SET PROBLEM - Copy out the listing that follows exactly, dropping every picture.

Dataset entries

★ ★ ★ ★ ★ ★ ★

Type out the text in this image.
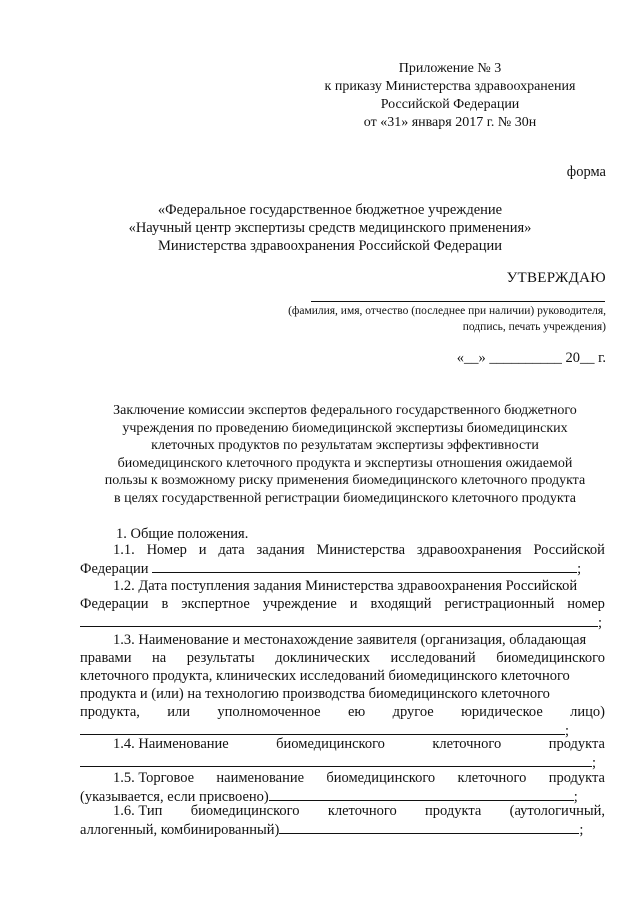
Приложение № 3
к приказу Министерства здравоохранения
Российской Федерации
от «31» января 2017 г. № 30н
форма
«Федеральное государственное бюджетное учреждение
«Научный центр экспертизы средств медицинского применения»
Министерства здравоохранения Российской Федерации
УТВЕРЖДАЮ
(фамилия, имя, отчество (последнее при наличии) руководителя,
подпись, печать учреждения)
«__» __________ 20__ г.
Заключение комиссии экспертов федерального государственного бюджетного
учреждения по проведению биомедицинской экспертизы биомедицинских
клеточных продуктов по результатам экспертизы эффективности
биомедицинского клеточного продукта и экспертизы отношения ожидаемой
пользы к возможному риску применения биомедицинского клеточного продукта
в целях государственной регистрации биомедицинского клеточного продукта
1. Общие положения.
1.1. Номер и дата задания Министерства здравоохранения Российской
Федерации	;
1.2. Дата поступления задания Министерства здравоохранения Российской
Федерации в экспертное учреждение и входящий регистрационный номер
;
1.3. Наименование и местонахождение заявителя (организация, обладающая
правами на результаты доклинических исследований биомедицинского
клеточного продукта, клинических исследований биомедицинского клеточного
продукта и (или) на технологию производства биомедицинского клеточного
продукта, или уполномоченное ею другое юридическое лицо)
;
1.4. Наименование	биомедицинского	клеточного	продукта
;
1.5. Торговое наименование биомедицинского клеточного продукта
(указывается, если присвоено)	;
1.6. Тип биомедицинского клеточного продукта (аутологичный,
аллогенный, комбинированный)	;
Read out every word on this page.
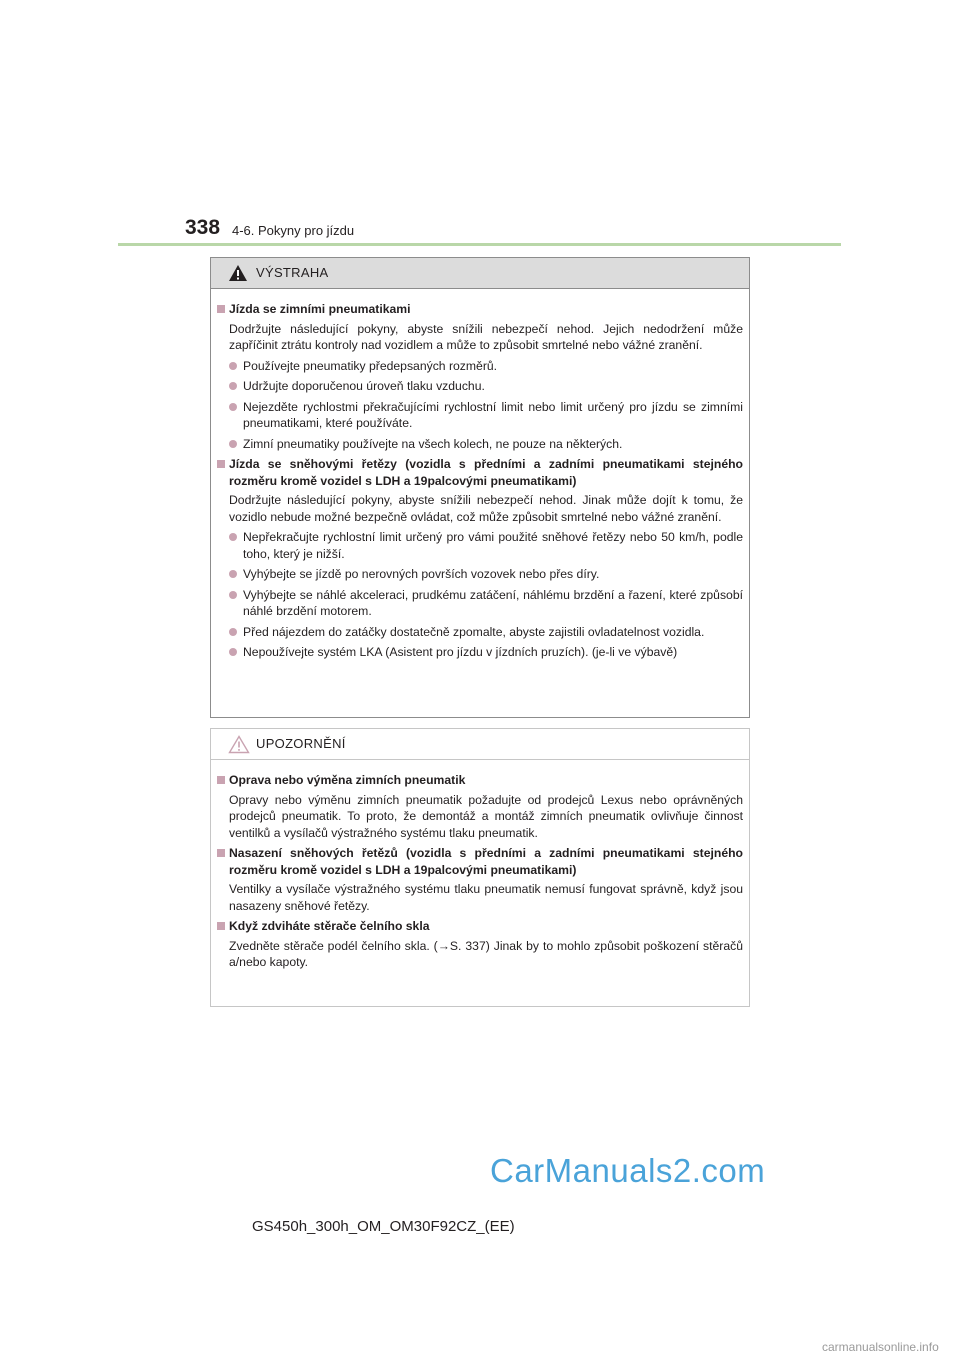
338 4-6. Pokyny pro jízdu
VÝSTRAHA
Jízda se zimními pneumatikami
Dodržujte následující pokyny, abyste snížili nebezpečí nehod. Jejich nedodržení může zapříčinit ztrátu kontroly nad vozidlem a může to způsobit smrtelné nebo vážné zranění.
Používejte pneumatiky předepsaných rozměrů.
Udržujte doporučenou úroveň tlaku vzduchu.
Nejezděte rychlostmi překračujícími rychlostní limit nebo limit určený pro jízdu se zimními pneumatikami, které používáte.
Zimní pneumatiky používejte na všech kolech, ne pouze na některých.
Jízda se sněhovými řetězy (vozidla s předními a zadními pneumatikami stejného rozměru kromě vozidel s LDH a 19palcovými pneumatikami)
Dodržujte následující pokyny, abyste snížili nebezpečí nehod. Jinak může dojít k tomu, že vozidlo nebude možné bezpečně ovládat, což může způsobit smrtelné nebo vážné zranění.
Nepřekračujte rychlostní limit určený pro vámi použité sněhové řetězy nebo 50 km/h, podle toho, který je nižší.
Vyhýbejte se jízdě po nerovných površích vozovek nebo přes díry.
Vyhýbejte se náhlé akceleraci, prudkému zatáčení, náhlému brzdění a řazení, které způsobí náhlé brzdění motorem.
Před nájezdem do zatáčky dostatečně zpomalte, abyste zajistili ovladatelnost vozidla.
Nepoužívejte systém LKA (Asistent pro jízdu v jízdních pruzích). (je-li ve výbavě)
UPOZORNĚNÍ
Oprava nebo výměna zimních pneumatik
Opravy nebo výměnu zimních pneumatik požadujte od prodejců Lexus nebo oprávněných prodejců pneumatik. To proto, že demontáž a montáž zimních pneumatik ovlivňuje činnost ventilků a vysílačů výstražného systému tlaku pneumatik.
Nasazení sněhových řetězů (vozidla s předními a zadními pneumatikami stejného rozměru kromě vozidel s LDH a 19palcovými pneumatikami)
Ventilky a vysílače výstražného systému tlaku pneumatik nemusí fungovat správně, když jsou nasazeny sněhové řetězy.
Když zdviháte stěrače čelního skla
Zvedněte stěrače podél čelního skla. (→S. 337) Jinak by to mohlo způsobit poškození stěračů a/nebo kapoty.
CarManuals2.com
GS450h_300h_OM_OM30F92CZ_(EE)
carmanualsonline.info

★ ★ ★ ★ ★ ★ ★

SOLUTION FOR THIS PROBLEM -
Type out the text in this image.
Приложение № 3
к приказу Министерства здравоохранения
Российской Федерации
от «31» января 2017 г. № 30н
форма
«Федеральное государственное бюджетное учреждение
«Научный центр экспертизы средств медицинского применения»
Министерства здравоохранения Российской Федерации
УТВЕРЖДАЮ
(фамилия, имя, отчество (последнее при наличии) руководителя,
подпись, печать учреждения)
«__» __________ 20__ г.
Заключение комиссии экспертов федерального государственного бюджетного
учреждения по проведению биомедицинской экспертизы биомедицинских
клеточных продуктов по результатам экспертизы эффективности
биомедицинского клеточного продукта и экспертизы отношения ожидаемой
пользы к возможному риску применения биомедицинского клеточного продукта
в целях государственной регистрации биомедицинского клеточного продукта
1. Общие положения.
1.1. Номер и дата задания Министерства здравоохранения Российской
Федерации	;
1.2. Дата поступления задания Министерства здравоохранения Российской
Федерации в экспертное учреждение и входящий регистрационный номер
;
1.3. Наименование и местонахождение заявителя (организация, обладающая
правами на результаты доклинических исследований биомедицинского
клеточного продукта, клинических исследований биомедицинского клеточного
продукта и (или) на технологию производства биомедицинского клеточного
продукта, или уполномоченное ею другое юридическое лицо)
;
1.4. Наименование	биомедицинского	клеточного	продукта
;
1.5. Торговое наименование биомедицинского клеточного продукта
(указывается, если присвоено)	;
1.6. Тип биомедицинского клеточного продукта (аутологичный,
аллогенный, комбинированный)	;
Read out every word on this page.
338 4-6. Pokyny pro jízdu
VÝSTRAHA
Jízda se zimními pneumatikami
Dodržujte následující pokyny, abyste snížili nebezpečí nehod. Jejich nedodržení může zapříčinit ztrátu kontroly nad vozidlem a může to způsobit smrtelné nebo vážné zranění.
Používejte pneumatiky předepsaných rozměrů.
Udržujte doporučenou úroveň tlaku vzduchu.
Nejezděte rychlostmi překračujícími rychlostní limit nebo limit určený pro jízdu se zimními pneumatikami, které používáte.
Zimní pneumatiky používejte na všech kolech, ne pouze na některých.
Jízda se sněhovými řetězy (vozidla s předními a zadními pneumatikami stejného rozměru kromě vozidel s LDH a 19palcovými pneumatikami)
Dodržujte následující pokyny, abyste snížili nebezpečí nehod. Jinak může dojít k tomu, že vozidlo nebude možné bezpečně ovládat, což může způsobit smrtelné nebo vážné zranění.
Nepřekračujte rychlostní limit určený pro vámi použité sněhové řetězy nebo 50 km/h, podle toho, který je nižší.
Vyhýbejte se jízdě po nerovných površích vozovek nebo přes díry.
Vyhýbejte se náhlé akceleraci, prudkému zatáčení, náhlému brzdění a řazení, které způsobí náhlé brzdění motorem.
Před nájezdem do zatáčky dostatečně zpomalte, abyste zajistili ovladatelnost vozidla.
Nepoužívejte systém LKA (Asistent pro jízdu v jízdních pruzích). (je-li ve výbavě)
UPOZORNĚNÍ
Oprava nebo výměna zimních pneumatik
Opravy nebo výměnu zimních pneumatik požadujte od prodejců Lexus nebo oprávněných prodejců pneumatik. To proto, že demontáž a montáž zimních pneumatik ovlivňuje činnost ventilků a vysílačů výstražného systému tlaku pneumatik.
Nasazení sněhových řetězů (vozidla s předními a zadními pneumatikami stejného rozměru kromě vozidel s LDH a 19palcovými pneumatikami)
Ventilky a vysílače výstražného systému tlaku pneumatik nemusí fungovat správně, když jsou nasazeny sněhové řetězy.
Když zdviháte stěrače čelního skla
Zvedněte stěrače podél čelního skla. (→S. 337) Jinak by to mohlo způsobit poškození stěračů a/nebo kapoty.
CarManuals2.com
GS450h_300h_OM_OM30F92CZ_(EE)
carmanualsonline.info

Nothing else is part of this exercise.